Copy every record below exactly as written, but leave out the pictures.

__________

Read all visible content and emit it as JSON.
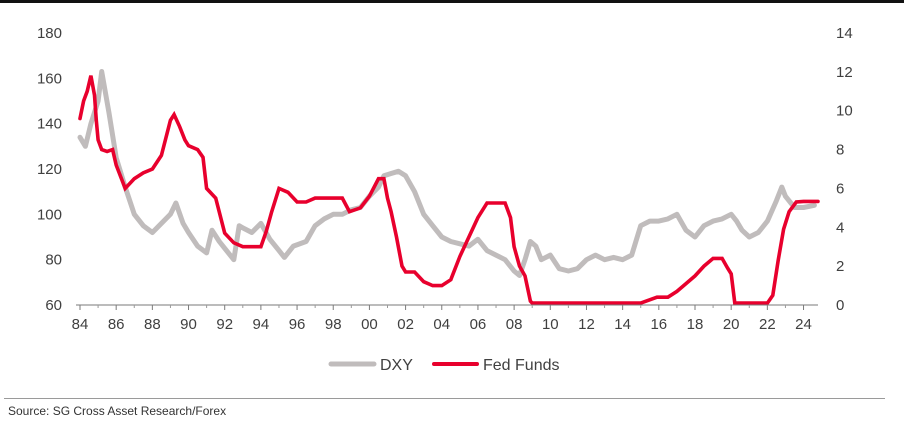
{
  "chart_data": {
    "type": "line",
    "x_ticks": [
      "84",
      "86",
      "88",
      "90",
      "92",
      "94",
      "96",
      "98",
      "00",
      "02",
      "04",
      "06",
      "08",
      "10",
      "12",
      "14",
      "16",
      "18",
      "20",
      "22",
      "24"
    ],
    "y_left": {
      "ticks": [
        "60",
        "80",
        "100",
        "120",
        "140",
        "160",
        "180"
      ],
      "range": [
        60,
        180
      ]
    },
    "y_right": {
      "ticks": [
        "0",
        "2",
        "4",
        "6",
        "8",
        "10",
        "12",
        "14"
      ],
      "range": [
        0,
        14
      ]
    },
    "x_range": [
      1984,
      2024.8
    ],
    "grid": false,
    "legend_position": "bottom-center",
    "series": [
      {
        "name": "DXY",
        "axis": "left",
        "color": "#c0bcbc",
        "x": [
          1984.0,
          1984.3,
          1984.6,
          1985.0,
          1985.2,
          1985.6,
          1986.0,
          1986.5,
          1987.0,
          1987.5,
          1988.0,
          1988.5,
          1989.0,
          1989.3,
          1989.7,
          1990.0,
          1990.5,
          1991.0,
          1991.3,
          1991.7,
          1992.0,
          1992.5,
          1992.8,
          1993.0,
          1993.5,
          1994.0,
          1994.5,
          1995.0,
          1995.3,
          1995.8,
          1996.5,
          1997.0,
          1997.5,
          1998.0,
          1998.5,
          1999.0,
          1999.5,
          2000.0,
          2000.5,
          2000.8,
          2001.2,
          2001.6,
          2002.0,
          2002.5,
          2003.0,
          2003.5,
          2004.0,
          2004.5,
          2005.0,
          2005.5,
          2006.0,
          2006.5,
          2007.0,
          2007.5,
          2008.0,
          2008.3,
          2008.6,
          2008.9,
          2009.2,
          2009.5,
          2010.0,
          2010.5,
          2011.0,
          2011.5,
          2012.0,
          2012.5,
          2013.0,
          2013.5,
          2014.0,
          2014.5,
          2015.0,
          2015.5,
          2016.0,
          2016.5,
          2017.0,
          2017.5,
          2018.0,
          2018.5,
          2019.0,
          2019.5,
          2020.0,
          2020.3,
          2020.6,
          2021.0,
          2021.5,
          2022.0,
          2022.5,
          2022.8,
          2023.0,
          2023.5,
          2024.0,
          2024.6
        ],
        "values": [
          134,
          130,
          140,
          150,
          163,
          145,
          125,
          112,
          100,
          95,
          92,
          96,
          100,
          105,
          96,
          92,
          86,
          83,
          93,
          88,
          85,
          80,
          95,
          94,
          92,
          96,
          89,
          84,
          81,
          86,
          88,
          95,
          98,
          100,
          100,
          102,
          103,
          108,
          112,
          117,
          118,
          119,
          117,
          110,
          100,
          95,
          90,
          88,
          87,
          86,
          89,
          84,
          82,
          80,
          75,
          73,
          80,
          88,
          86,
          80,
          82,
          76,
          75,
          76,
          80,
          82,
          80,
          81,
          80,
          82,
          95,
          97,
          97,
          98,
          100,
          93,
          90,
          95,
          97,
          98,
          100,
          97,
          93,
          90,
          92,
          97,
          106,
          112,
          108,
          103,
          103,
          104
        ]
      },
      {
        "name": "Fed Funds",
        "axis": "right",
        "color": "#e8002d",
        "x": [
          1984.0,
          1984.2,
          1984.4,
          1984.6,
          1984.8,
          1984.9,
          1985.0,
          1985.2,
          1985.5,
          1985.8,
          1986.0,
          1986.5,
          1987.0,
          1987.5,
          1988.0,
          1988.5,
          1989.0,
          1989.2,
          1989.5,
          1989.8,
          1990.0,
          1990.5,
          1990.8,
          1991.0,
          1991.5,
          1992.0,
          1992.5,
          1993.0,
          1993.5,
          1994.0,
          1994.3,
          1994.6,
          1995.0,
          1995.5,
          1996.0,
          1996.5,
          1997.0,
          1997.5,
          1998.0,
          1998.5,
          1998.9,
          1999.5,
          2000.0,
          2000.5,
          2000.8,
          2001.0,
          2001.2,
          2001.5,
          2001.8,
          2002.0,
          2002.5,
          2003.0,
          2003.5,
          2004.0,
          2004.5,
          2005.0,
          2005.5,
          2006.0,
          2006.5,
          2007.0,
          2007.5,
          2007.8,
          2008.0,
          2008.3,
          2008.6,
          2008.9,
          2009.0,
          2012.0,
          2015.0,
          2015.9,
          2016.5,
          2017.0,
          2017.5,
          2018.0,
          2018.5,
          2019.0,
          2019.5,
          2019.8,
          2020.0,
          2020.2,
          2021.0,
          2022.0,
          2022.3,
          2022.6,
          2022.9,
          2023.2,
          2023.6,
          2024.0,
          2024.8
        ],
        "values": [
          9.6,
          10.5,
          11.0,
          11.8,
          10.8,
          9.5,
          8.5,
          8.0,
          7.9,
          8.0,
          7.2,
          6.0,
          6.5,
          6.8,
          7.0,
          7.7,
          9.5,
          9.8,
          9.2,
          8.5,
          8.2,
          8.0,
          7.6,
          6.0,
          5.5,
          3.7,
          3.2,
          3.0,
          3.0,
          3.0,
          3.8,
          4.8,
          6.0,
          5.8,
          5.3,
          5.3,
          5.5,
          5.5,
          5.5,
          5.5,
          4.8,
          5.0,
          5.6,
          6.5,
          6.5,
          5.5,
          4.8,
          3.5,
          2.0,
          1.7,
          1.7,
          1.2,
          1.0,
          1.0,
          1.3,
          2.5,
          3.5,
          4.5,
          5.25,
          5.25,
          5.25,
          4.5,
          3.0,
          2.0,
          1.5,
          0.2,
          0.1,
          0.1,
          0.1,
          0.4,
          0.4,
          0.7,
          1.1,
          1.5,
          2.0,
          2.4,
          2.4,
          1.9,
          1.6,
          0.1,
          0.1,
          0.1,
          0.5,
          2.3,
          3.9,
          4.8,
          5.3,
          5.33,
          5.33
        ]
      }
    ],
    "source": "Source: SG Cross Asset Research/Forex"
  }
}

__________

Finished exercise.
Read all visible content and emit it as JSON.
{
  "chart_data": {
    "type": "line",
    "x_ticks": [
      "84",
      "86",
      "88",
      "90",
      "92",
      "94",
      "96",
      "98",
      "00",
      "02",
      "04",
      "06",
      "08",
      "10",
      "12",
      "14",
      "16",
      "18",
      "20",
      "22",
      "24"
    ],
    "y_left": {
      "ticks": [
        "60",
        "80",
        "100",
        "120",
        "140",
        "160",
        "180"
      ],
      "range": [
        60,
        180
      ]
    },
    "y_right": {
      "ticks": [
        "0",
        "2",
        "4",
        "6",
        "8",
        "10",
        "12",
        "14"
      ],
      "range": [
        0,
        14
      ]
    },
    "x_range": [
      1984,
      2024.8
    ],
    "grid": false,
    "legend_position": "bottom-center",
    "series": [
      {
        "name": "DXY",
        "axis": "left",
        "color": "#c0bcbc",
        "x": [
          1984.0,
          1984.3,
          1984.6,
          1985.0,
          1985.2,
          1985.6,
          1986.0,
          1986.5,
          1987.0,
          1987.5,
          1988.0,
          1988.5,
          1989.0,
          1989.3,
          1989.7,
          1990.0,
          1990.5,
          1991.0,
          1991.3,
          1991.7,
          1992.0,
          1992.5,
          1992.8,
          1993.0,
          1993.5,
          1994.0,
          1994.5,
          1995.0,
          1995.3,
          1995.8,
          1996.5,
          1997.0,
          1997.5,
          1998.0,
          1998.5,
          1999.0,
          1999.5,
          2000.0,
          2000.5,
          2000.8,
          2001.2,
          2001.6,
          2002.0,
          2002.5,
          2003.0,
          2003.5,
          2004.0,
          2004.5,
          2005.0,
          2005.5,
          2006.0,
          2006.5,
          2007.0,
          2007.5,
          2008.0,
          2008.3,
          2008.6,
          2008.9,
          2009.2,
          2009.5,
          2010.0,
          2010.5,
          2011.0,
          2011.5,
          2012.0,
          2012.5,
          2013.0,
          2013.5,
          2014.0,
          2014.5,
          2015.0,
          2015.5,
          2016.0,
          2016.5,
          2017.0,
          2017.5,
          2018.0,
          2018.5,
          2019.0,
          2019.5,
          2020.0,
          2020.3,
          2020.6,
          2021.0,
          2021.5,
          2022.0,
          2022.5,
          2022.8,
          2023.0,
          2023.5,
          2024.0,
          2024.6
        ],
        "values": [
          134,
          130,
          140,
          150,
          163,
          145,
          125,
          112,
          100,
          95,
          92,
          96,
          100,
          105,
          96,
          92,
          86,
          83,
          93,
          88,
          85,
          80,
          95,
          94,
          92,
          96,
          89,
          84,
          81,
          86,
          88,
          95,
          98,
          100,
          100,
          102,
          103,
          108,
          112,
          117,
          118,
          119,
          117,
          110,
          100,
          95,
          90,
          88,
          87,
          86,
          89,
          84,
          82,
          80,
          75,
          73,
          80,
          88,
          86,
          80,
          82,
          76,
          75,
          76,
          80,
          82,
          80,
          81,
          80,
          82,
          95,
          97,
          97,
          98,
          100,
          93,
          90,
          95,
          97,
          98,
          100,
          97,
          93,
          90,
          92,
          97,
          106,
          112,
          108,
          103,
          103,
          104
        ]
      },
      {
        "name": "Fed Funds",
        "axis": "right",
        "color": "#e8002d",
        "x": [
          1984.0,
          1984.2,
          1984.4,
          1984.6,
          1984.8,
          1984.9,
          1985.0,
          1985.2,
          1985.5,
          1985.8,
          1986.0,
          1986.5,
          1987.0,
          1987.5,
          1988.0,
          1988.5,
          1989.0,
          1989.2,
          1989.5,
          1989.8,
          1990.0,
          1990.5,
          1990.8,
          1991.0,
          1991.5,
          1992.0,
          1992.5,
          1993.0,
          1993.5,
          1994.0,
          1994.3,
          1994.6,
          1995.0,
          1995.5,
          1996.0,
          1996.5,
          1997.0,
          1997.5,
          1998.0,
          1998.5,
          1998.9,
          1999.5,
          2000.0,
          2000.5,
          2000.8,
          2001.0,
          2001.2,
          2001.5,
          2001.8,
          2002.0,
          2002.5,
          2003.0,
          2003.5,
          2004.0,
          2004.5,
          2005.0,
          2005.5,
          2006.0,
          2006.5,
          2007.0,
          2007.5,
          2007.8,
          2008.0,
          2008.3,
          2008.6,
          2008.9,
          2009.0,
          2012.0,
          2015.0,
          2015.9,
          2016.5,
          2017.0,
          2017.5,
          2018.0,
          2018.5,
          2019.0,
          2019.5,
          2019.8,
          2020.0,
          2020.2,
          2021.0,
          2022.0,
          2022.3,
          2022.6,
          2022.9,
          2023.2,
          2023.6,
          2024.0,
          2024.8
        ],
        "values": [
          9.6,
          10.5,
          11.0,
          11.8,
          10.8,
          9.5,
          8.5,
          8.0,
          7.9,
          8.0,
          7.2,
          6.0,
          6.5,
          6.8,
          7.0,
          7.7,
          9.5,
          9.8,
          9.2,
          8.5,
          8.2,
          8.0,
          7.6,
          6.0,
          5.5,
          3.7,
          3.2,
          3.0,
          3.0,
          3.0,
          3.8,
          4.8,
          6.0,
          5.8,
          5.3,
          5.3,
          5.5,
          5.5,
          5.5,
          5.5,
          4.8,
          5.0,
          5.6,
          6.5,
          6.5,
          5.5,
          4.8,
          3.5,
          2.0,
          1.7,
          1.7,
          1.2,
          1.0,
          1.0,
          1.3,
          2.5,
          3.5,
          4.5,
          5.25,
          5.25,
          5.25,
          4.5,
          3.0,
          2.0,
          1.5,
          0.2,
          0.1,
          0.1,
          0.1,
          0.4,
          0.4,
          0.7,
          1.1,
          1.5,
          2.0,
          2.4,
          2.4,
          1.9,
          1.6,
          0.1,
          0.1,
          0.1,
          0.5,
          2.3,
          3.9,
          4.8,
          5.3,
          5.33,
          5.33
        ]
      }
    ],
    "source": "Source: SG Cross Asset Research/Forex"
  }
}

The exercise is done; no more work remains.